§ **Directive**
The listing below is to be output in its exact form.

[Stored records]
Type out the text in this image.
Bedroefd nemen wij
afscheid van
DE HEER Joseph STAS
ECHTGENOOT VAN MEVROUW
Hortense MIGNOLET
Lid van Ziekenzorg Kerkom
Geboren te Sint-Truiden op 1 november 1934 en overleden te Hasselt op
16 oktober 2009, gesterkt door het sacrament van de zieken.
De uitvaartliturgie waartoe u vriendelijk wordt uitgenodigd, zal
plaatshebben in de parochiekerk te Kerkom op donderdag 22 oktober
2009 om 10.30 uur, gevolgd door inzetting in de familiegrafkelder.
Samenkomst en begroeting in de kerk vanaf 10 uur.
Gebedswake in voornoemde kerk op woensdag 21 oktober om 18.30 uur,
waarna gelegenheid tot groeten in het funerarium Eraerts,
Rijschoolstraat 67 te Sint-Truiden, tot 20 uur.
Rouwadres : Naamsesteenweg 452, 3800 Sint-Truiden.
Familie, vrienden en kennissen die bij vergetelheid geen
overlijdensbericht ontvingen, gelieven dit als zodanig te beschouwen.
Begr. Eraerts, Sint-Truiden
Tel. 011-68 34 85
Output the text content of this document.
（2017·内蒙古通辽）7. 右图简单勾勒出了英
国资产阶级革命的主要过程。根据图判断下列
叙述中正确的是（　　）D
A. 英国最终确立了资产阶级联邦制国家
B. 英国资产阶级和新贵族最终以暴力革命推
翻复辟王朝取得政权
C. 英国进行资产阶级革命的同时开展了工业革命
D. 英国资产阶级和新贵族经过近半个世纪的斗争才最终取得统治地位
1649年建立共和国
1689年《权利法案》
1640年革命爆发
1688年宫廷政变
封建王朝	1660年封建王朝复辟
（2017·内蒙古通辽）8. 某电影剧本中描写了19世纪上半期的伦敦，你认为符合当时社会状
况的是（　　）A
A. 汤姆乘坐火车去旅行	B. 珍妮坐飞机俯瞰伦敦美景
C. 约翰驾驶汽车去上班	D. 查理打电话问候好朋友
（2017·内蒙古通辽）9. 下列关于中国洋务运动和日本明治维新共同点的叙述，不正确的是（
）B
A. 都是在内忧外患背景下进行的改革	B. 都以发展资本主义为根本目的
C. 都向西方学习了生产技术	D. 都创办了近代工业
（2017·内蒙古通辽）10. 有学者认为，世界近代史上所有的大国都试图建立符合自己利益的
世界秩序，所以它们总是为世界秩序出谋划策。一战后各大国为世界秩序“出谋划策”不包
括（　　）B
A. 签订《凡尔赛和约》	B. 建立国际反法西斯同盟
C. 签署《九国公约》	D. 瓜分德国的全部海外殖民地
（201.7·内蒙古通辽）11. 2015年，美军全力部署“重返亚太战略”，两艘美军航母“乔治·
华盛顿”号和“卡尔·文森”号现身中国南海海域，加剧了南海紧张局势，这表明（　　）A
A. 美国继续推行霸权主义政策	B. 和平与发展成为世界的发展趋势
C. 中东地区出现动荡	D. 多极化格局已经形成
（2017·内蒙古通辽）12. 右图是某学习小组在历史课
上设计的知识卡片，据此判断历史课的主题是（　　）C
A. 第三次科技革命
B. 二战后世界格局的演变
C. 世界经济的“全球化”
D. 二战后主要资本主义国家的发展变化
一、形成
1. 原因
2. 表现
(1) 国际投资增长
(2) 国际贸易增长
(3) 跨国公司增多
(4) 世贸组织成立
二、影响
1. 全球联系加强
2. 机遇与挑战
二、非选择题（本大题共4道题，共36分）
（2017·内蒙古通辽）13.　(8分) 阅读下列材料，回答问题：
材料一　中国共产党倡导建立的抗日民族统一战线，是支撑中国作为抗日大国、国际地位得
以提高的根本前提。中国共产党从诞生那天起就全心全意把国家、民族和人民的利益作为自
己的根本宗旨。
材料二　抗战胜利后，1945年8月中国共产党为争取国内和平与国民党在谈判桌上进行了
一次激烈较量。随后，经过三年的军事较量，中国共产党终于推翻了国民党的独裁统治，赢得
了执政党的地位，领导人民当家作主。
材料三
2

§ **Written answer**
Type out the text in this image.
Bedroefd nemen wij
afscheid van
DE HEER Joseph STAS
ECHTGENOOT VAN MEVROUW
Hortense MIGNOLET
Lid van Ziekenzorg Kerkom
Geboren te Sint-Truiden op 1 november 1934 en overleden te Hasselt op
16 oktober 2009, gesterkt door het sacrament van de zieken.
De uitvaartliturgie waartoe u vriendelijk wordt uitgenodigd, zal
plaatshebben in de parochiekerk te Kerkom op donderdag 22 oktober
2009 om 10.30 uur, gevolgd door inzetting in de familiegrafkelder.
Samenkomst en begroeting in de kerk vanaf 10 uur.
Gebedswake in voornoemde kerk op woensdag 21 oktober om 18.30 uur,
waarna gelegenheid tot groeten in het funerarium Eraerts,
Rijschoolstraat 67 te Sint-Truiden, tot 20 uur.
Rouwadres : Naamsesteenweg 452, 3800 Sint-Truiden.
Familie, vrienden en kennissen die bij vergetelheid geen
overlijdensbericht ontvingen, gelieven dit als zodanig te beschouwen.
Begr. Eraerts, Sint-Truiden
Tel. 011-68 34 85
Output the text content of this document.
（2017·内蒙古通辽）7. 右图简单勾勒出了英
国资产阶级革命的主要过程。根据图判断下列
叙述中正确的是（　　）D
A. 英国最终确立了资产阶级联邦制国家
B. 英国资产阶级和新贵族最终以暴力革命推
翻复辟王朝取得政权
C. 英国进行资产阶级革命的同时开展了工业革命
D. 英国资产阶级和新贵族经过近半个世纪的斗争才最终取得统治地位
1649年建立共和国
1689年《权利法案》
1640年革命爆发
1688年宫廷政变
封建王朝	1660年封建王朝复辟
（2017·内蒙古通辽）8. 某电影剧本中描写了19世纪上半期的伦敦，你认为符合当时社会状
况的是（　　）A
A. 汤姆乘坐火车去旅行	B. 珍妮坐飞机俯瞰伦敦美景
C. 约翰驾驶汽车去上班	D. 查理打电话问候好朋友
（2017·内蒙古通辽）9. 下列关于中国洋务运动和日本明治维新共同点的叙述，不正确的是（
）B
A. 都是在内忧外患背景下进行的改革	B. 都以发展资本主义为根本目的
C. 都向西方学习了生产技术	D. 都创办了近代工业
（2017·内蒙古通辽）10. 有学者认为，世界近代史上所有的大国都试图建立符合自己利益的
世界秩序，所以它们总是为世界秩序出谋划策。一战后各大国为世界秩序“出谋划策”不包
括（　　）B
A. 签订《凡尔赛和约》	B. 建立国际反法西斯同盟
C. 签署《九国公约》	D. 瓜分德国的全部海外殖民地
（201.7·内蒙古通辽）11. 2015年，美军全力部署“重返亚太战略”，两艘美军航母“乔治·
华盛顿”号和“卡尔·文森”号现身中国南海海域，加剧了南海紧张局势，这表明（　　）A
A. 美国继续推行霸权主义政策	B. 和平与发展成为世界的发展趋势
C. 中东地区出现动荡	D. 多极化格局已经形成
（2017·内蒙古通辽）12. 右图是某学习小组在历史课
上设计的知识卡片，据此判断历史课的主题是（　　）C
A. 第三次科技革命
B. 二战后世界格局的演变
C. 世界经济的“全球化”
D. 二战后主要资本主义国家的发展变化
一、形成
1. 原因
2. 表现
(1) 国际投资增长
(2) 国际贸易增长
(3) 跨国公司增多
(4) 世贸组织成立
二、影响
1. 全球联系加强
2. 机遇与挑战
二、非选择题（本大题共4道题，共36分）
（2017·内蒙古通辽）13.　(8分) 阅读下列材料，回答问题：
材料一　中国共产党倡导建立的抗日民族统一战线，是支撑中国作为抗日大国、国际地位得
以提高的根本前提。中国共产党从诞生那天起就全心全意把国家、民族和人民的利益作为自
己的根本宗旨。
材料二　抗战胜利后，1945年8月中国共产党为争取国内和平与国民党在谈判桌上进行了
一次激烈较量。随后，经过三年的军事较量，中国共产党终于推翻了国民党的独裁统治，赢得
了执政党的地位，领导人民当家作主。
材料三
2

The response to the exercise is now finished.